Provided information:

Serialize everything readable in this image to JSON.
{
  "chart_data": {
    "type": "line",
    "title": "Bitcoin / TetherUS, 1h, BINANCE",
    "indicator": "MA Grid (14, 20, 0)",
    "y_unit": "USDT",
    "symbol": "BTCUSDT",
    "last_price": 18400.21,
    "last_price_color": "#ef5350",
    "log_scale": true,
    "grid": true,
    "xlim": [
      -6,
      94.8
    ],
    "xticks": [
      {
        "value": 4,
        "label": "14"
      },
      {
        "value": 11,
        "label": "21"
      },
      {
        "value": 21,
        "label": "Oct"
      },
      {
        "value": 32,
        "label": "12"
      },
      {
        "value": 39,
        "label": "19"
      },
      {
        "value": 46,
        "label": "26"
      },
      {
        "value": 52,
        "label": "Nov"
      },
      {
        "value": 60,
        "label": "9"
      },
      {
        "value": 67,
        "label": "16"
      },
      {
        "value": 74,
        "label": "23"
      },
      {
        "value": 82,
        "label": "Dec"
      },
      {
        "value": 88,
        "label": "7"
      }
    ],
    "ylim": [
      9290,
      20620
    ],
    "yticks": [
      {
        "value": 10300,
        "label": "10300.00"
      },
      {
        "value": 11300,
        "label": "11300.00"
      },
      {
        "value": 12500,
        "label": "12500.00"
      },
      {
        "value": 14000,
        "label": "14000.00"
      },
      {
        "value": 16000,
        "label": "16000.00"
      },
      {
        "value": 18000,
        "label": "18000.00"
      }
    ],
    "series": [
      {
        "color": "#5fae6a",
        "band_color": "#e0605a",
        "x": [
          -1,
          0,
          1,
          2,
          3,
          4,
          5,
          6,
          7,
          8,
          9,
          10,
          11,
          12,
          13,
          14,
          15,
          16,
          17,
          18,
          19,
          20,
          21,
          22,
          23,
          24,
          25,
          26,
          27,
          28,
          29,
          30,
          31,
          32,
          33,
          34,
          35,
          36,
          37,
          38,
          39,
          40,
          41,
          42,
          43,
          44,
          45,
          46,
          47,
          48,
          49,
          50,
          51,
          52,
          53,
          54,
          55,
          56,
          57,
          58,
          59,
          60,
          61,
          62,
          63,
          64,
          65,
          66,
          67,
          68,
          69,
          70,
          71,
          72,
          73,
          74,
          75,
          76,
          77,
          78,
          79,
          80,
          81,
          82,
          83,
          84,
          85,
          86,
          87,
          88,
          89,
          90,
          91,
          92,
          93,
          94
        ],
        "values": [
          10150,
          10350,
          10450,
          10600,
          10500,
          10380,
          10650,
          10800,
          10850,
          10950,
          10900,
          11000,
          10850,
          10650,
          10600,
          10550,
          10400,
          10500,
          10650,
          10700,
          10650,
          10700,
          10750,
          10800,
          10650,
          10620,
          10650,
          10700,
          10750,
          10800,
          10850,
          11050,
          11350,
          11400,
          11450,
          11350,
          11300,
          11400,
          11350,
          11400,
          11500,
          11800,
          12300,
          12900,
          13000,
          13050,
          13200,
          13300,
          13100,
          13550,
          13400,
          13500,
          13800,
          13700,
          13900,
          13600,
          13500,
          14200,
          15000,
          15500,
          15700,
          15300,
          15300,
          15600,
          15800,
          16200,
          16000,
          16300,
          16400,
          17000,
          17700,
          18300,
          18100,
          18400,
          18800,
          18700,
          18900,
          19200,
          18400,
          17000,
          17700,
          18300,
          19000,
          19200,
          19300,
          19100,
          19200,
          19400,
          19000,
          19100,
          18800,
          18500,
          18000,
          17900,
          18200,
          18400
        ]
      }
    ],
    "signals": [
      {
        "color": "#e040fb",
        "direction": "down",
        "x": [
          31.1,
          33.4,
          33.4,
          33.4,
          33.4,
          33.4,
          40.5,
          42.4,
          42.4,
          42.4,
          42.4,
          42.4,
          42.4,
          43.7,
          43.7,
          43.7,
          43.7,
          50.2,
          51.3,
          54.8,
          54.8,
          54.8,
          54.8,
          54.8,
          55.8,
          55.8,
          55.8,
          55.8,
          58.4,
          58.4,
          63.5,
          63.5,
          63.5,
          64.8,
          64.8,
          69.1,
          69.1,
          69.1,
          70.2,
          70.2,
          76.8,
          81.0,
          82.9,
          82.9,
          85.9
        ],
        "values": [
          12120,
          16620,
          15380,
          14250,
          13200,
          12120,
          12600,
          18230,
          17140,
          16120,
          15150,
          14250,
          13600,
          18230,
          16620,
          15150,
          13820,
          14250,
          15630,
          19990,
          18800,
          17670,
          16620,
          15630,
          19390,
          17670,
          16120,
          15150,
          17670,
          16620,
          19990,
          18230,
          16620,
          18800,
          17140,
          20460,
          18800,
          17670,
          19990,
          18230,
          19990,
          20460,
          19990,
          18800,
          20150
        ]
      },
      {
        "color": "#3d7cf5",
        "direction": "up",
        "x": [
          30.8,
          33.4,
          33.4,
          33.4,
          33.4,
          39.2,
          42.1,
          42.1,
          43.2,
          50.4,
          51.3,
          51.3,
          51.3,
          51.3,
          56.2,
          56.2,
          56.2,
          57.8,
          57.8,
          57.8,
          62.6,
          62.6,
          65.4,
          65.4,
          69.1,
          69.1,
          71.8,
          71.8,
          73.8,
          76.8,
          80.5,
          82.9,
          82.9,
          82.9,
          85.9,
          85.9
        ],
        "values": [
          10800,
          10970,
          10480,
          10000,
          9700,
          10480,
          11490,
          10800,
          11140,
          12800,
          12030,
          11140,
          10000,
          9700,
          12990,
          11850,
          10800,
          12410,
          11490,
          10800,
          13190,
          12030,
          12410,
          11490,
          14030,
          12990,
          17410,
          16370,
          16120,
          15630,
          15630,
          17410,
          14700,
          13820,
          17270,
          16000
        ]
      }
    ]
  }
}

Exercise details: Please quote the data above in full, with no line missing.

Answer:
Serialize everything readable in this image to JSON.
{
  "chart_data": {
    "type": "line",
    "title": "Bitcoin / TetherUS, 1h, BINANCE",
    "indicator": "MA Grid (14, 20, 0)",
    "y_unit": "USDT",
    "symbol": "BTCUSDT",
    "last_price": 18400.21,
    "last_price_color": "#ef5350",
    "log_scale": true,
    "grid": true,
    "xlim": [
      -6,
      94.8
    ],
    "xticks": [
      {
        "value": 4,
        "label": "14"
      },
      {
        "value": 11,
        "label": "21"
      },
      {
        "value": 21,
        "label": "Oct"
      },
      {
        "value": 32,
        "label": "12"
      },
      {
        "value": 39,
        "label": "19"
      },
      {
        "value": 46,
        "label": "26"
      },
      {
        "value": 52,
        "label": "Nov"
      },
      {
        "value": 60,
        "label": "9"
      },
      {
        "value": 67,
        "label": "16"
      },
      {
        "value": 74,
        "label": "23"
      },
      {
        "value": 82,
        "label": "Dec"
      },
      {
        "value": 88,
        "label": "7"
      }
    ],
    "ylim": [
      9290,
      20620
    ],
    "yticks": [
      {
        "value": 10300,
        "label": "10300.00"
      },
      {
        "value": 11300,
        "label": "11300.00"
      },
      {
        "value": 12500,
        "label": "12500.00"
      },
      {
        "value": 14000,
        "label": "14000.00"
      },
      {
        "value": 16000,
        "label": "16000.00"
      },
      {
        "value": 18000,
        "label": "18000.00"
      }
    ],
    "series": [
      {
        "color": "#5fae6a",
        "band_color": "#e0605a",
        "x": [
          -1,
          0,
          1,
          2,
          3,
          4,
          5,
          6,
          7,
          8,
          9,
          10,
          11,
          12,
          13,
          14,
          15,
          16,
          17,
          18,
          19,
          20,
          21,
          22,
          23,
          24,
          25,
          26,
          27,
          28,
          29,
          30,
          31,
          32,
          33,
          34,
          35,
          36,
          37,
          38,
          39,
          40,
          41,
          42,
          43,
          44,
          45,
          46,
          47,
          48,
          49,
          50,
          51,
          52,
          53,
          54,
          55,
          56,
          57,
          58,
          59,
          60,
          61,
          62,
          63,
          64,
          65,
          66,
          67,
          68,
          69,
          70,
          71,
          72,
          73,
          74,
          75,
          76,
          77,
          78,
          79,
          80,
          81,
          82,
          83,
          84,
          85,
          86,
          87,
          88,
          89,
          90,
          91,
          92,
          93,
          94
        ],
        "values": [
          10150,
          10350,
          10450,
          10600,
          10500,
          10380,
          10650,
          10800,
          10850,
          10950,
          10900,
          11000,
          10850,
          10650,
          10600,
          10550,
          10400,
          10500,
          10650,
          10700,
          10650,
          10700,
          10750,
          10800,
          10650,
          10620,
          10650,
          10700,
          10750,
          10800,
          10850,
          11050,
          11350,
          11400,
          11450,
          11350,
          11300,
          11400,
          11350,
          11400,
          11500,
          11800,
          12300,
          12900,
          13000,
          13050,
          13200,
          13300,
          13100,
          13550,
          13400,
          13500,
          13800,
          13700,
          13900,
          13600,
          13500,
          14200,
          15000,
          15500,
          15700,
          15300,
          15300,
          15600,
          15800,
          16200,
          16000,
          16300,
          16400,
          17000,
          17700,
          18300,
          18100,
          18400,
          18800,
          18700,
          18900,
          19200,
          18400,
          17000,
          17700,
          18300,
          19000,
          19200,
          19300,
          19100,
          19200,
          19400,
          19000,
          19100,
          18800,
          18500,
          18000,
          17900,
          18200,
          18400
        ]
      }
    ],
    "signals": [
      {
        "color": "#e040fb",
        "direction": "down",
        "x": [
          31.1,
          33.4,
          33.4,
          33.4,
          33.4,
          33.4,
          40.5,
          42.4,
          42.4,
          42.4,
          42.4,
          42.4,
          42.4,
          43.7,
          43.7,
          43.7,
          43.7,
          50.2,
          51.3,
          54.8,
          54.8,
          54.8,
          54.8,
          54.8,
          55.8,
          55.8,
          55.8,
          55.8,
          58.4,
          58.4,
          63.5,
          63.5,
          63.5,
          64.8,
          64.8,
          69.1,
          69.1,
          69.1,
          70.2,
          70.2,
          76.8,
          81.0,
          82.9,
          82.9,
          85.9
        ],
        "values": [
          12120,
          16620,
          15380,
          14250,
          13200,
          12120,
          12600,
          18230,
          17140,
          16120,
          15150,
          14250,
          13600,
          18230,
          16620,
          15150,
          13820,
          14250,
          15630,
          19990,
          18800,
          17670,
          16620,
          15630,
          19390,
          17670,
          16120,
          15150,
          17670,
          16620,
          19990,
          18230,
          16620,
          18800,
          17140,
          20460,
          18800,
          17670,
          19990,
          18230,
          19990,
          20460,
          19990,
          18800,
          20150
        ]
      },
      {
        "color": "#3d7cf5",
        "direction": "up",
        "x": [
          30.8,
          33.4,
          33.4,
          33.4,
          33.4,
          39.2,
          42.1,
          42.1,
          43.2,
          50.4,
          51.3,
          51.3,
          51.3,
          51.3,
          56.2,
          56.2,
          56.2,
          57.8,
          57.8,
          57.8,
          62.6,
          62.6,
          65.4,
          65.4,
          69.1,
          69.1,
          71.8,
          71.8,
          73.8,
          76.8,
          80.5,
          82.9,
          82.9,
          82.9,
          85.9,
          85.9
        ],
        "values": [
          10800,
          10970,
          10480,
          10000,
          9700,
          10480,
          11490,
          10800,
          11140,
          12800,
          12030,
          11140,
          10000,
          9700,
          12990,
          11850,
          10800,
          12410,
          11490,
          10800,
          13190,
          12030,
          12410,
          11490,
          14030,
          12990,
          17410,
          16370,
          16120,
          15630,
          15630,
          17410,
          14700,
          13820,
          17270,
          16000
        ]
      }
    ]
  }
}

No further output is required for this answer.